= Excerpts from a figure dataset =

━━━━━━━━━━━━━━━━━━━━━━━━━━━━━━

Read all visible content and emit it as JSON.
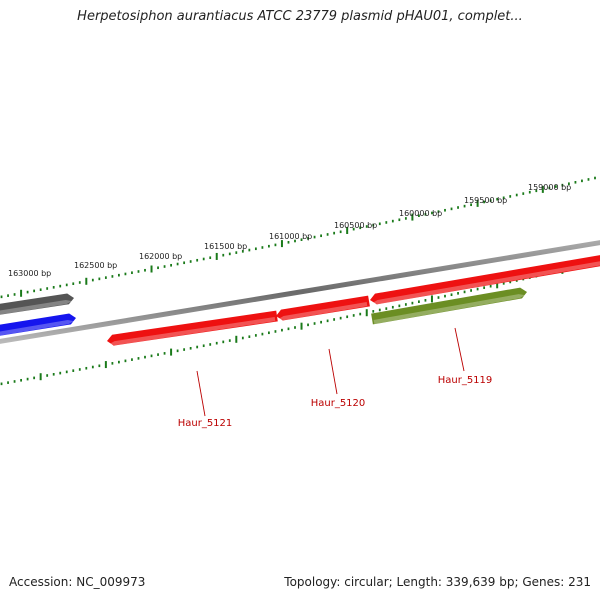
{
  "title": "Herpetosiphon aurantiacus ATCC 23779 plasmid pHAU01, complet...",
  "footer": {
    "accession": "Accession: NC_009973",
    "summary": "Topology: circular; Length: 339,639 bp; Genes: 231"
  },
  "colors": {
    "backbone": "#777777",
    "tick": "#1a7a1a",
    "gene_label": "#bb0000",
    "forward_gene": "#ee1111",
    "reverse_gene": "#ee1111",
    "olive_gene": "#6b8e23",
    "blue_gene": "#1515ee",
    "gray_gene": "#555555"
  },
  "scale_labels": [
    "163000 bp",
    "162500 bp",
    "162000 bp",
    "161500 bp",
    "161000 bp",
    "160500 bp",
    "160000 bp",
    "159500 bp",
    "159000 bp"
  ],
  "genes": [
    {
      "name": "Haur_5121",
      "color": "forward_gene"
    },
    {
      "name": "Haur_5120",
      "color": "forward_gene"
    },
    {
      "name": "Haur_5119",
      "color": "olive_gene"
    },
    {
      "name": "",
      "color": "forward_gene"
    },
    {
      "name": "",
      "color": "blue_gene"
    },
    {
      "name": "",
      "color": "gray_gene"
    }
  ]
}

━━━━━━━━━━━━━━━━━━━━━━━━━━━━━━

= GOAL OF THE EXERCISE =
What is needed is every entry above, repeated exactly, with the pictures dropped.

= ANSWER =
Read all visible content and emit it as JSON.
{
  "title": "Herpetosiphon aurantiacus ATCC 23779 plasmid pHAU01, complet...",
  "footer": {
    "accession": "Accession: NC_009973",
    "summary": "Topology: circular; Length: 339,639 bp; Genes: 231"
  },
  "colors": {
    "backbone": "#777777",
    "tick": "#1a7a1a",
    "gene_label": "#bb0000",
    "forward_gene": "#ee1111",
    "reverse_gene": "#ee1111",
    "olive_gene": "#6b8e23",
    "blue_gene": "#1515ee",
    "gray_gene": "#555555"
  },
  "scale_labels": [
    "163000 bp",
    "162500 bp",
    "162000 bp",
    "161500 bp",
    "161000 bp",
    "160500 bp",
    "160000 bp",
    "159500 bp",
    "159000 bp"
  ],
  "genes": [
    {
      "name": "Haur_5121",
      "color": "forward_gene"
    },
    {
      "name": "Haur_5120",
      "color": "forward_gene"
    },
    {
      "name": "Haur_5119",
      "color": "olive_gene"
    },
    {
      "name": "",
      "color": "forward_gene"
    },
    {
      "name": "",
      "color": "blue_gene"
    },
    {
      "name": "",
      "color": "gray_gene"
    }
  ]
}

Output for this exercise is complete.